GIVEN TASK
Scan each line of the records for the word "Montant" and extract the ones that have it.

AVAILABLE RECORDS
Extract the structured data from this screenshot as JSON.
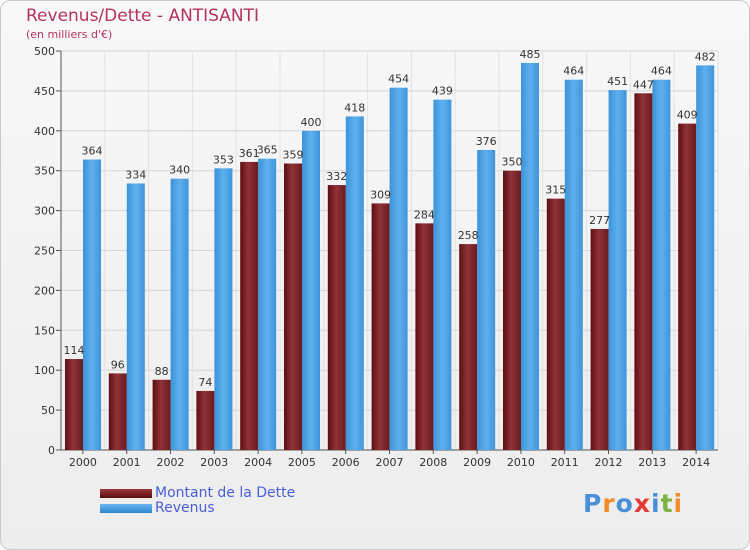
{
  "chart_data": {
    "type": "bar",
    "title": "Revenus/Dette - ANTISANTI",
    "subtitle": "(en milliers d'€)",
    "categories": [
      "2000",
      "2001",
      "2002",
      "2003",
      "2004",
      "2005",
      "2006",
      "2007",
      "2008",
      "2009",
      "2010",
      "2011",
      "2012",
      "2013",
      "2014"
    ],
    "series": [
      {
        "name": "Montant de la Dette",
        "color": "#7a2226",
        "values": [
          114,
          96,
          88,
          74,
          361,
          359,
          332,
          309,
          284,
          258,
          350,
          315,
          277,
          447,
          409
        ]
      },
      {
        "name": "Revenus",
        "color": "#4fa3e3",
        "values": [
          364,
          334,
          340,
          353,
          365,
          400,
          418,
          454,
          439,
          376,
          485,
          464,
          451,
          464,
          482
        ]
      }
    ],
    "data_labels": {
      "Montant de la Dette": [
        "114",
        "96",
        "88",
        "74",
        "361",
        "359",
        "332",
        "309",
        "284",
        "258",
        "350",
        "315",
        "277",
        "447",
        "409"
      ],
      "Revenus": [
        "364",
        "334",
        "340",
        "353",
        "365",
        "400",
        "418",
        "454",
        "439",
        "376",
        "485",
        "464",
        "451",
        "464",
        "482"
      ]
    },
    "ylim": [
      0,
      500
    ],
    "yticks": [
      0,
      50,
      100,
      150,
      200,
      250,
      300,
      350,
      400,
      450,
      500
    ],
    "grid": true,
    "legend": "bottom-left"
  },
  "logo": {
    "letters": [
      "P",
      "r",
      "o",
      "x",
      "i",
      "t",
      "i"
    ],
    "colors": [
      "#4a90d9",
      "#f28c28",
      "#4a90d9",
      "#e53935",
      "#4a90d9",
      "#7cb342",
      "#f28c28"
    ]
  }
}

RESULT
        "name": "Montant de la Dette",
      "Montant de la Dette": [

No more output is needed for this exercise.